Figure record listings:
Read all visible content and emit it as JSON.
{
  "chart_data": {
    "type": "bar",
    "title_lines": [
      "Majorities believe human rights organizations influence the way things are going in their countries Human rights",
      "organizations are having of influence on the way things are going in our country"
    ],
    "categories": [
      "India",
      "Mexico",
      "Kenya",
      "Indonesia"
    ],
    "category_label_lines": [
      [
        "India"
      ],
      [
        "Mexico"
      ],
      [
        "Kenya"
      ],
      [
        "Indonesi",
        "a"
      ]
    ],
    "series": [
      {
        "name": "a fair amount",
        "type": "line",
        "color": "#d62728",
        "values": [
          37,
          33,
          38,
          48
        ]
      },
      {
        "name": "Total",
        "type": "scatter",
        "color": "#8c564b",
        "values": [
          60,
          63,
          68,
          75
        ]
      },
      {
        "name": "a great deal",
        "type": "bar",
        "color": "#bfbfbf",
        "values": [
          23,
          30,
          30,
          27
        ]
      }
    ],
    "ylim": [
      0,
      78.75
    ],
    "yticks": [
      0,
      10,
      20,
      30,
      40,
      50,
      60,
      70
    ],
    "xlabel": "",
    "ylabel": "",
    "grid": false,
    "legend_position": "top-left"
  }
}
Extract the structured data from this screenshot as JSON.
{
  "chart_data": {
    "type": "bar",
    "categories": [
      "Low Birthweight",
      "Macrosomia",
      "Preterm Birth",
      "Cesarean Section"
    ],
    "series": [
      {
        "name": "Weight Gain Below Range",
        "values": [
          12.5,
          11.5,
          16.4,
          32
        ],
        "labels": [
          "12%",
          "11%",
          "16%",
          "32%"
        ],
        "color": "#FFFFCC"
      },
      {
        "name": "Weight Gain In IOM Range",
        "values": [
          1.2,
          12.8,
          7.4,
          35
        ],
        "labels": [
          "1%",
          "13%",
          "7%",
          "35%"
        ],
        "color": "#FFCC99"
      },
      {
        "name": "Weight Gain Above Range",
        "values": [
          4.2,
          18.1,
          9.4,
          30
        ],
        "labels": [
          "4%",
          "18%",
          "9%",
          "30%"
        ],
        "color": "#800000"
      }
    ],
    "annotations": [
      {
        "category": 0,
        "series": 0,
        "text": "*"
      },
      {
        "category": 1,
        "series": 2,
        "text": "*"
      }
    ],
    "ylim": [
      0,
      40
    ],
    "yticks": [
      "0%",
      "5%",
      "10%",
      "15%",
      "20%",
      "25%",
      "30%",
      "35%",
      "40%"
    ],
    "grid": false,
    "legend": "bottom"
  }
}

[The task]
Exactly reproduce every line of the records.

[Solution to this problem]
Read all visible content and emit it as JSON.
{
  "chart_data": {
    "type": "bar",
    "title_lines": [
      "Majorities believe human rights organizations influence the way things are going in their countries Human rights",
      "organizations are having of influence on the way things are going in our country"
    ],
    "categories": [
      "India",
      "Mexico",
      "Kenya",
      "Indonesia"
    ],
    "category_label_lines": [
      [
        "India"
      ],
      [
        "Mexico"
      ],
      [
        "Kenya"
      ],
      [
        "Indonesi",
        "a"
      ]
    ],
    "series": [
      {
        "name": "a fair amount",
        "type": "line",
        "color": "#d62728",
        "values": [
          37,
          33,
          38,
          48
        ]
      },
      {
        "name": "Total",
        "type": "scatter",
        "color": "#8c564b",
        "values": [
          60,
          63,
          68,
          75
        ]
      },
      {
        "name": "a great deal",
        "type": "bar",
        "color": "#bfbfbf",
        "values": [
          23,
          30,
          30,
          27
        ]
      }
    ],
    "ylim": [
      0,
      78.75
    ],
    "yticks": [
      0,
      10,
      20,
      30,
      40,
      50,
      60,
      70
    ],
    "xlabel": "",
    "ylabel": "",
    "grid": false,
    "legend_position": "top-left"
  }
}
Extract the structured data from this screenshot as JSON.
{
  "chart_data": {
    "type": "bar",
    "categories": [
      "Low Birthweight",
      "Macrosomia",
      "Preterm Birth",
      "Cesarean Section"
    ],
    "series": [
      {
        "name": "Weight Gain Below Range",
        "values": [
          12.5,
          11.5,
          16.4,
          32
        ],
        "labels": [
          "12%",
          "11%",
          "16%",
          "32%"
        ],
        "color": "#FFFFCC"
      },
      {
        "name": "Weight Gain In IOM Range",
        "values": [
          1.2,
          12.8,
          7.4,
          35
        ],
        "labels": [
          "1%",
          "13%",
          "7%",
          "35%"
        ],
        "color": "#FFCC99"
      },
      {
        "name": "Weight Gain Above Range",
        "values": [
          4.2,
          18.1,
          9.4,
          30
        ],
        "labels": [
          "4%",
          "18%",
          "9%",
          "30%"
        ],
        "color": "#800000"
      }
    ],
    "annotations": [
      {
        "category": 0,
        "series": 0,
        "text": "*"
      },
      {
        "category": 1,
        "series": 2,
        "text": "*"
      }
    ],
    "ylim": [
      0,
      40
    ],
    "yticks": [
      "0%",
      "5%",
      "10%",
      "15%",
      "20%",
      "25%",
      "30%",
      "35%",
      "40%"
    ],
    "grid": false,
    "legend": "bottom"
  }
}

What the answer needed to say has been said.